[EXERCISE TASK]:
Return all lines that include the string "रतनप".

— START OF GIVEN INFORMATION —

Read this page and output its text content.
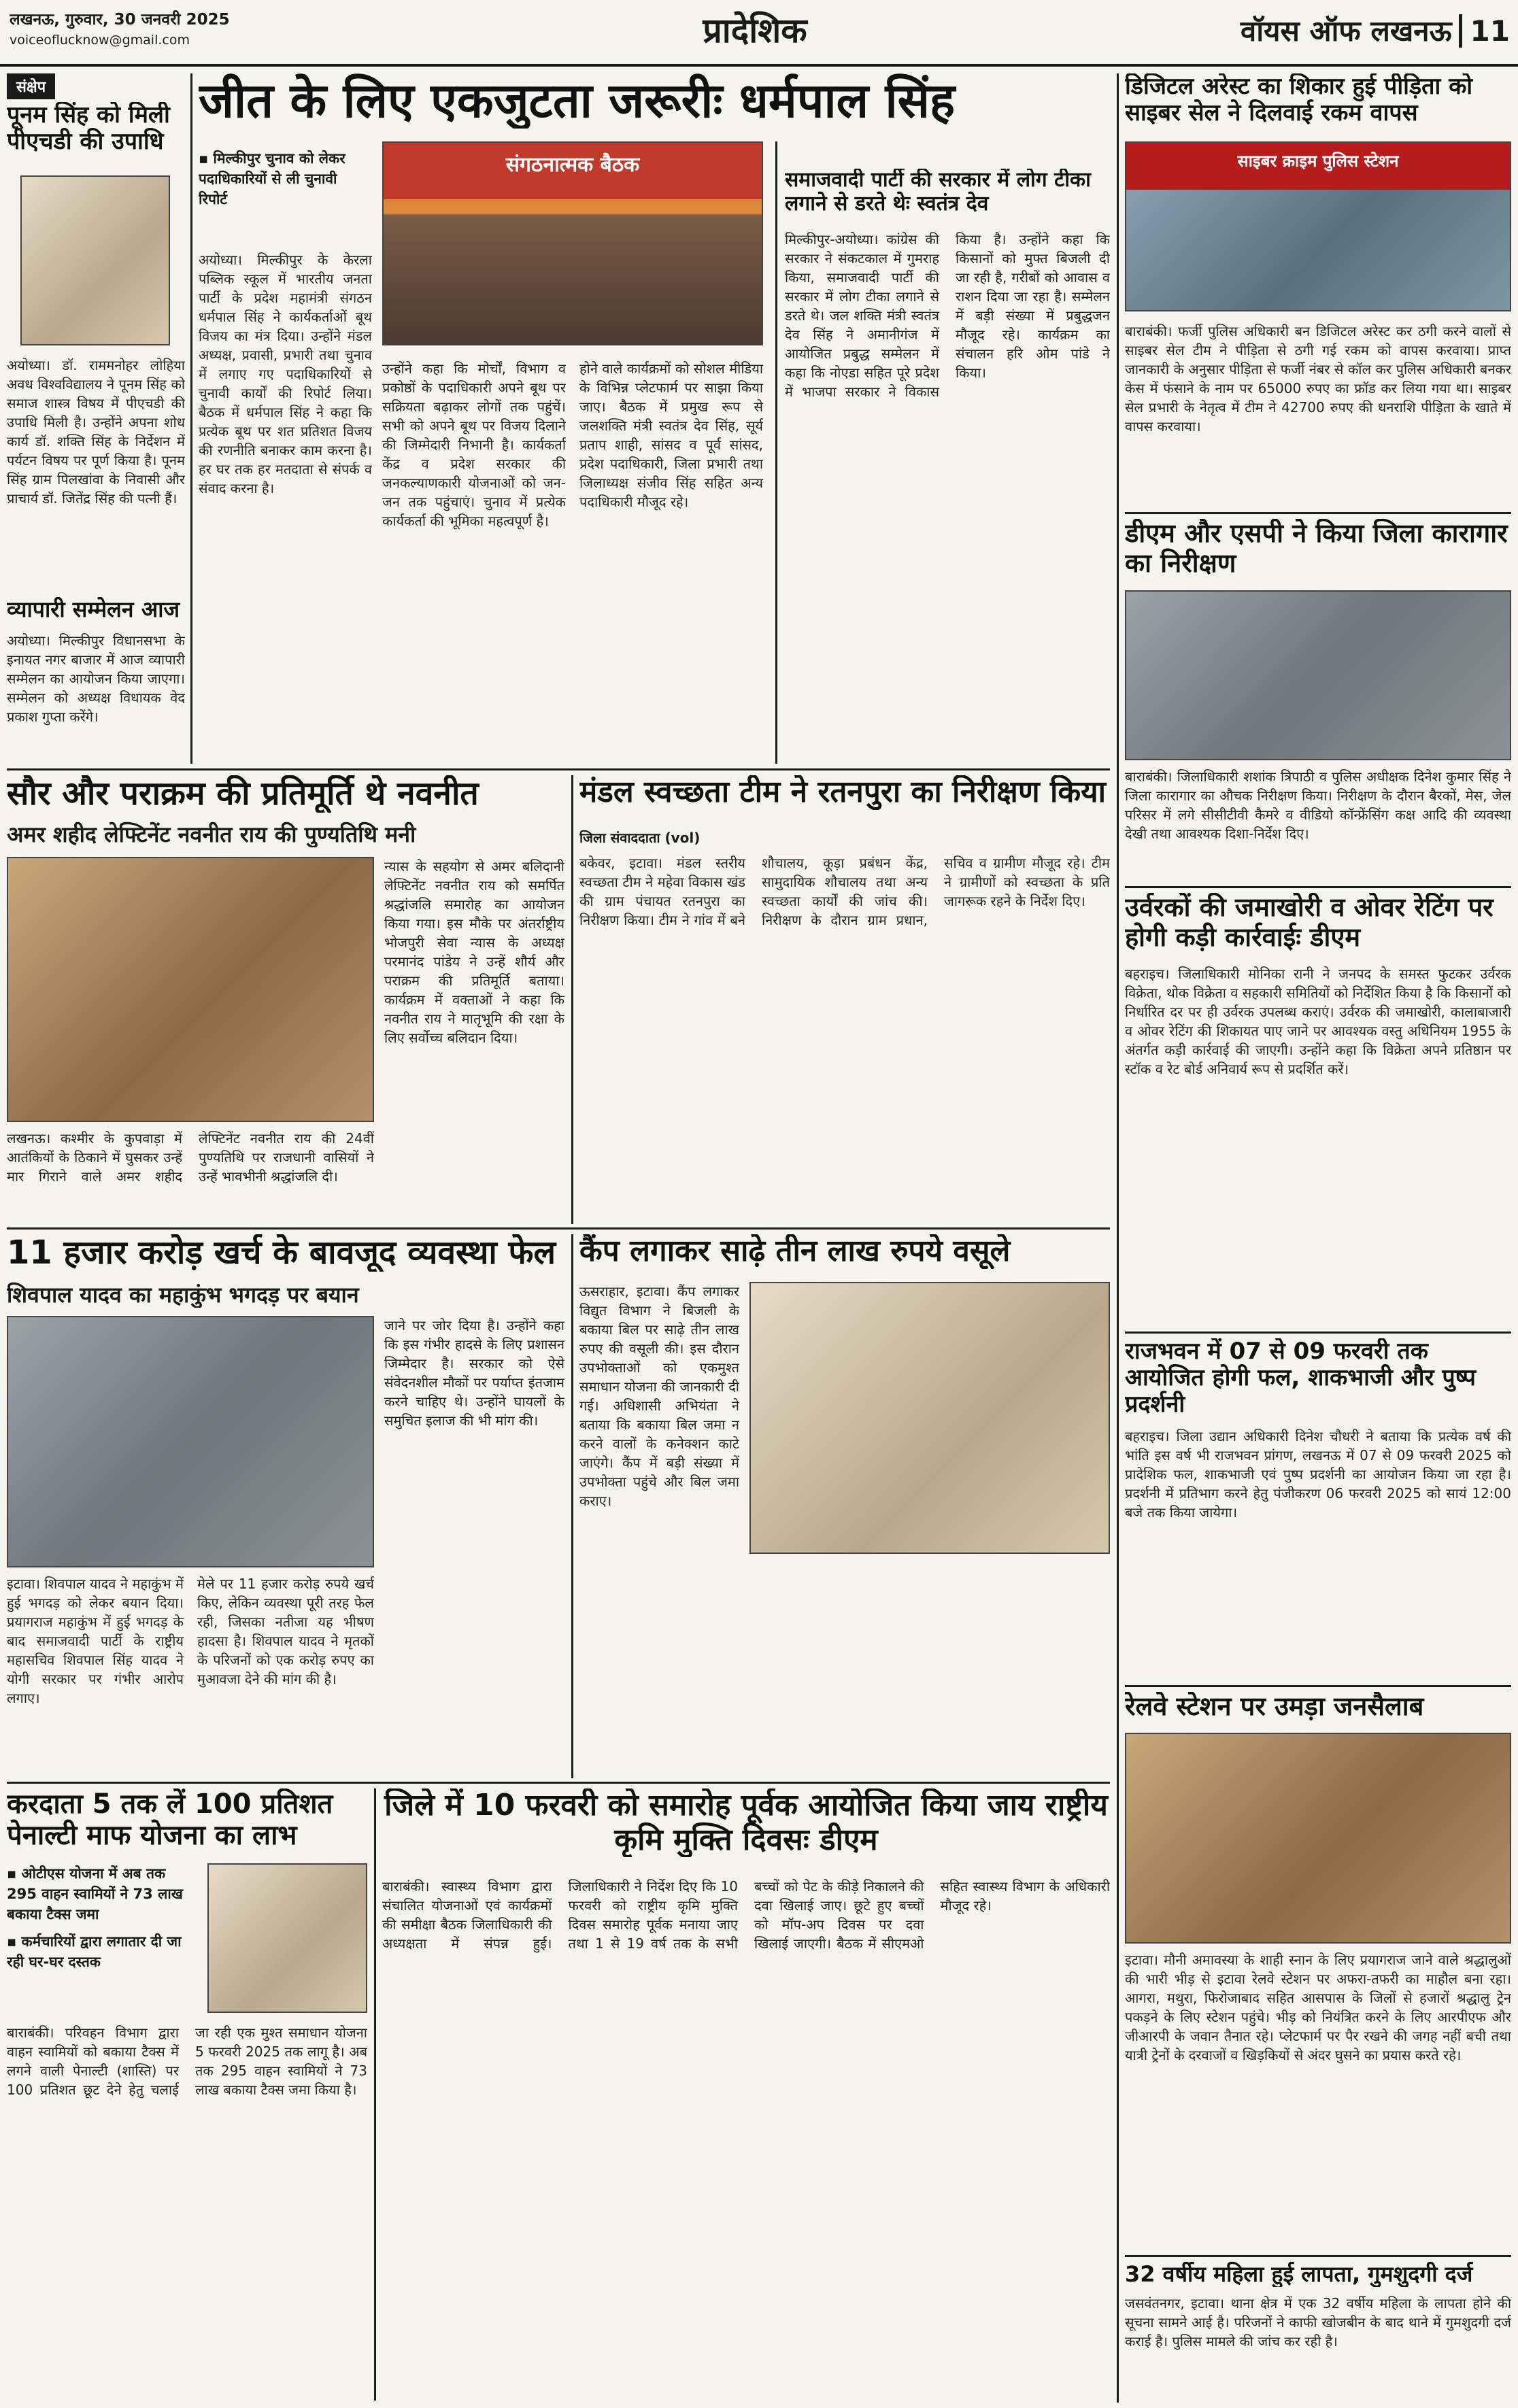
लखनऊ, गुरुवार, 30 जनवरी 2025
voiceoflucknow@gmail.com	प्रादेशिक	वॉयस ऑफ लखनऊ 11
संक्षेप
पूनम सिंह को मिली पीएचडी की उपाधि
अयोध्या। डॉ. राममनोहर लोहिया अवध विश्वविद्यालय ने पूनम सिंह को समाज शास्त्र विषय में पीएचडी की उपाधि मिली है। उन्होंने अपना शोध कार्य डॉ. शक्ति सिंह के निर्देशन में पर्यटन विषय पर पूर्ण किया है। पूनम सिंह ग्राम पिलखांवा के निवासी और प्राचार्य डॉ. जितेंद्र सिंह की पत्नी हैं।
व्यापारी सम्मेलन आज
अयोध्या। मिल्कीपुर विधानसभा के इनायत नगर बाजार में आज व्यापारी सम्मेलन का आयोजन किया जाएगा। सम्मेलन को अध्यक्ष विधायक वेद प्रकाश गुप्ता करेंगे।
जीत के लिए एकजुटता जरूरीः धर्मपाल सिंह
▪ मिल्कीपुर चुनाव को लेकर पदाधिकारियों से ली चुनावी रिपोर्ट
संगठनात्मक बैठक
अयोध्या। मिल्कीपुर के केरला पब्लिक स्कूल में भारतीय जनता पार्टी के प्रदेश महामंत्री संगठन धर्मपाल सिंह ने कार्यकर्ताओं बूथ विजय का मंत्र दिया। उन्होंने मंडल अध्यक्ष, प्रवासी, प्रभारी तथा चुनाव में लगाए गए पदाधिकारियों से चुनावी कार्यों की रिपोर्ट लिया। बैठक में धर्मपाल सिंह ने कहा कि प्रत्येक बूथ पर शत प्रतिशत विजय की रणनीति बनाकर काम करना है। हर घर तक हर मतदाता से संपर्क व संवाद करना है।
उन्होंने कहा कि मोर्चों, विभाग व प्रकोष्ठों के पदाधिकारी अपने बूथ पर सक्रियता बढ़ाकर लोगों तक पहुंचें। सभी को अपने बूथ पर विजय दिलाने की जिम्मेदारी निभानी है। कार्यकर्ता केंद्र व प्रदेश सरकार की जनकल्याणकारी योजनाओं को जन-जन तक पहुंचाएं। चुनाव में प्रत्येक कार्यकर्ता की भूमिका महत्वपूर्ण है।
होने वाले कार्यक्रमों को सोशल मीडिया के विभिन्न प्लेटफार्म पर साझा किया जाए। बैठक में प्रमुख रूप से जलशक्ति मंत्री स्वतंत्र देव सिंह, सूर्य प्रताप शाही, सांसद व पूर्व सांसद, प्रदेश पदाधिकारी, जिला प्रभारी तथा जिलाध्यक्ष संजीव सिंह सहित अन्य पदाधिकारी मौजूद रहे।
समाजवादी पार्टी की सरकार में लोग टीका लगाने से डरते थेः स्वतंत्र देव
मिल्कीपुर-अयोध्या। कांग्रेस की सरकार ने संकटकाल में गुमराह किया, समाजवादी पार्टी की सरकार में लोग टीका लगाने से डरते थे। जल शक्ति मंत्री स्वतंत्र देव सिंह ने अमानीगंज में आयोजित प्रबुद्ध सम्मेलन में कहा कि नोएडा सहित पूरे प्रदेश में भाजपा सरकार ने विकास किया है। उन्होंने कहा कि किसानों को मुफ्त बिजली दी जा रही है, गरीबों को आवास व राशन दिया जा रहा है। सम्मेलन में बड़ी संख्या में प्रबुद्धजन मौजूद रहे। कार्यक्रम का संचालन हरि ओम पांडे ने किया।
डिजिटल अरेस्ट का शिकार हुई पीड़िता को साइबर सेल ने दिलवाई रकम वापस
साइबर क्राइम पुलिस स्टेशन
बाराबंकी। फर्जी पुलिस अधिकारी बन डिजिटल अरेस्ट कर ठगी करने वालों से साइबर सेल टीम ने पीड़िता से ठगी गई रकम को वापस करवाया। प्राप्त जानकारी के अनुसार पीड़िता से फर्जी नंबर से कॉल कर पुलिस अधिकारी बनकर केस में फंसाने के नाम पर 65000 रुपए का फ्रॉड कर लिया गया था। साइबर सेल प्रभारी के नेतृत्व में टीम ने 42700 रुपए की धनराशि पीड़िता के खाते में वापस करवाया।
डीएम और एसपी ने किया जिला कारागार का निरीक्षण
बाराबंकी। जिलाधिकारी शशांक त्रिपाठी व पुलिस अधीक्षक दिनेश कुमार सिंह ने जिला कारागार का औचक निरीक्षण किया। निरीक्षण के दौरान बैरकों, मेस, जेल परिसर में लगे सीसीटीवी कैमरे व वीडियो कॉन्फ्रेंसिंग कक्ष आदि की व्यवस्था देखी तथा आवश्यक दिशा-निर्देश दिए।
उर्वरकों की जमाखोरी व ओवर रेटिंग पर होगी कड़ी कार्रवाईः डीएम
बहराइच। जिलाधिकारी मोनिका रानी ने जनपद के समस्त फुटकर उर्वरक विक्रेता, थोक विक्रेता व सहकारी समितियों को निर्देशित किया है कि किसानों को निर्धारित दर पर ही उर्वरक उपलब्ध कराएं। उर्वरक की जमाखोरी, कालाबाजारी व ओवर रेटिंग की शिकायत पाए जाने पर आवश्यक वस्तु अधिनियम 1955 के अंतर्गत कड़ी कार्रवाई की जाएगी। उन्होंने कहा कि विक्रेता अपने प्रतिष्ठान पर स्टॉक व रेट बोर्ड अनिवार्य रूप से प्रदर्शित करें।
राजभवन में 07 से 09 फरवरी तक आयोजित होगी फल, शाकभाजी और पुष्प प्रदर्शनी
बहराइच। जिला उद्यान अधिकारी दिनेश चौधरी ने बताया कि प्रत्येक वर्ष की भांति इस वर्ष भी राजभवन प्रांगण, लखनऊ में 07 से 09 फरवरी 2025 को प्रादेशिक फल, शाकभाजी एवं पुष्प प्रदर्शनी का आयोजन किया जा रहा है। प्रदर्शनी में प्रतिभाग करने हेतु पंजीकरण 06 फरवरी 2025 को सायं 12:00 बजे तक किया जायेगा।
रेलवे स्टेशन पर उमड़ा जनसैलाब
इटावा। मौनी अमावस्या के शाही स्नान के लिए प्रयागराज जाने वाले श्रद्धालुओं की भारी भीड़ से इटावा रेलवे स्टेशन पर अफरा-तफरी का माहौल बना रहा। आगरा, मथुरा, फिरोजाबाद सहित आसपास के जिलों से हजारों श्रद्धालु ट्रेन पकड़ने के लिए स्टेशन पहुंचे। भीड़ को नियंत्रित करने के लिए आरपीएफ और जीआरपी के जवान तैनात रहे। प्लेटफार्म पर पैर रखने की जगह नहीं बची तथा यात्री ट्रेनों के दरवाजों व खिड़कियों से अंदर घुसने का प्रयास करते रहे।
32 वर्षीय महिला हुई लापता, गुमशुदगी दर्ज
जसवंतनगर, इटावा। थाना क्षेत्र में एक 32 वर्षीय महिला के लापता होने की सूचना सामने आई है। परिजनों ने काफी खोजबीन के बाद थाने में गुमशुदगी दर्ज कराई है। पुलिस मामले की जांच कर रही है।
सौर और पराक्रम की प्रतिमूर्ति थे नवनीत
अमर शहीद लेफ्टिनेंट नवनीत राय की पुण्यतिथि मनी
लखनऊ। कश्मीर के कुपवाड़ा में आतंकियों के ठिकाने में घुसकर उन्हें मार गिराने वाले अमर शहीद लेफ्टिनेंट नवनीत राय की 24वीं पुण्यतिथि पर राजधानी वासियों ने उन्हें भावभीनी श्रद्धांजलि दी।
न्यास के सहयोग से अमर बलिदानी लेफ्टिनेंट नवनीत राय को समर्पित श्रद्धांजलि समारोह का आयोजन किया गया। इस मौके पर अंतर्राष्ट्रीय भोजपुरी सेवा न्यास के अध्यक्ष परमानंद पांडेय ने उन्हें शौर्य और पराक्रम की प्रतिमूर्ति बताया। कार्यक्रम में वक्ताओं ने कहा कि नवनीत राय ने मातृभूमि की रक्षा के लिए सर्वोच्च बलिदान दिया।
मंडल स्वच्छता टीम ने रतनपुरा का निरीक्षण किया
जिला संवाददाता (vol)
बकेवर, इटावा। मंडल स्तरीय स्वच्छता टीम ने महेवा विकास खंड की ग्राम पंचायत रतनपुरा का निरीक्षण किया। टीम ने गांव में बने शौचालय, कूड़ा प्रबंधन केंद्र, सामुदायिक शौचालय तथा अन्य स्वच्छता कार्यों की जांच की। निरीक्षण के दौरान ग्राम प्रधान, सचिव व ग्रामीण मौजूद रहे। टीम ने ग्रामीणों को स्वच्छता के प्रति जागरूक रहने के निर्देश दिए।
11 हजार करोड़ खर्च के बावजूद व्यवस्था फेल
शिवपाल यादव का महाकुंभ भगदड़ पर बयान
इटावा। शिवपाल यादव ने महाकुंभ में हुई भगदड़ को लेकर बयान दिया। प्रयागराज महाकुंभ में हुई भगदड़ के बाद समाजवादी पार्टी के राष्ट्रीय महासचिव शिवपाल सिंह यादव ने योगी सरकार पर गंभीर आरोप लगाए।
मेले पर 11 हजार करोड़ रुपये खर्च किए, लेकिन व्यवस्था पूरी तरह फेल रही, जिसका नतीजा यह भीषण हादसा है। शिवपाल यादव ने मृतकों के परिजनों को एक करोड़ रुपए का मुआवजा देने की मांग की है।
जाने पर जोर दिया है। उन्होंने कहा कि इस गंभीर हादसे के लिए प्रशासन जिम्मेदार है। सरकार को ऐसे संवेदनशील मौकों पर पर्याप्त इंतजाम करने चाहिए थे। उन्होंने घायलों के समुचित इलाज की भी मांग की।
कैंप लगाकर साढ़े तीन लाख रुपये वसूले
ऊसराहार, इटावा। कैंप लगाकर विद्युत विभाग ने बिजली के बकाया बिल पर साढ़े तीन लाख रुपए की वसूली की। इस दौरान उपभोक्ताओं को एकमुश्त समाधान योजना की जानकारी दी गई। अधिशासी अभियंता ने बताया कि बकाया बिल जमा न करने वालों के कनेक्शन काटे जाएंगे। कैंप में बड़ी संख्या में उपभोक्ता पहुंचे और बिल जमा कराए।
करदाता 5 तक लें 100 प्रतिशत पेनाल्टी माफ योजना का लाभ
▪ ओटीएस योजना में अब तक 295 वाहन स्वामियों ने 73 लाख बकाया टैक्स जमा
▪ कर्मचारियों द्वारा लगातार दी जा रही घर-घर दस्तक
बाराबंकी। परिवहन विभाग द्वारा वाहन स्वामियों को बकाया टैक्स में लगने वाली पेनाल्टी (शास्ति) पर 100 प्रतिशत छूट देने हेतु चलाई जा रही एक मुश्त समाधान योजना 5 फरवरी 2025 तक लागू है। अब तक 295 वाहन स्वामियों ने 73 लाख बकाया टैक्स जमा किया है।
जिले में 10 फरवरी को समारोह पूर्वक आयोजित किया जाय राष्ट्रीय कृमि मुक्ति दिवसः डीएम
बाराबंकी। स्वास्थ्य विभाग द्वारा संचालित योजनाओं एवं कार्यक्रमों की समीक्षा बैठक जिलाधिकारी की अध्यक्षता में संपन्न हुई। जिलाधिकारी ने निर्देश दिए कि 10 फरवरी को राष्ट्रीय कृमि मुक्ति दिवस समारोह पूर्वक मनाया जाए तथा 1 से 19 वर्ष तक के सभी बच्चों को पेट के कीड़े निकालने की दवा खिलाई जाए। छूटे हुए बच्चों को मॉप-अप दिवस पर दवा खिलाई जाएगी। बैठक में सीएमओ सहित स्वास्थ्य विभाग के अधिकारी मौजूद रहे।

— END OF GIVEN INFORMATION —

[FULL RESPONSE]:
मंडल स्वच्छता टीम ने रतनपुरा का निरीक्षण किया
बकेवर, इटावा। मंडल स्तरीय स्वच्छता टीम ने महेवा विकास खंड की ग्राम पंचायत रतनपुरा का निरीक्षण किया। टीम ने गांव में बने शौचालय, कूड़ा प्रबंधन केंद्र, सामुदायिक शौचालय तथा अन्य स्वच्छता कार्यों की जांच की। निरीक्षण के दौरान ग्राम प्रधान, सचिव व ग्रामीण मौजूद रहे। टीम ने ग्रामीणों को स्वच्छता के प्रति जागरूक रहने के निर्देश दिए।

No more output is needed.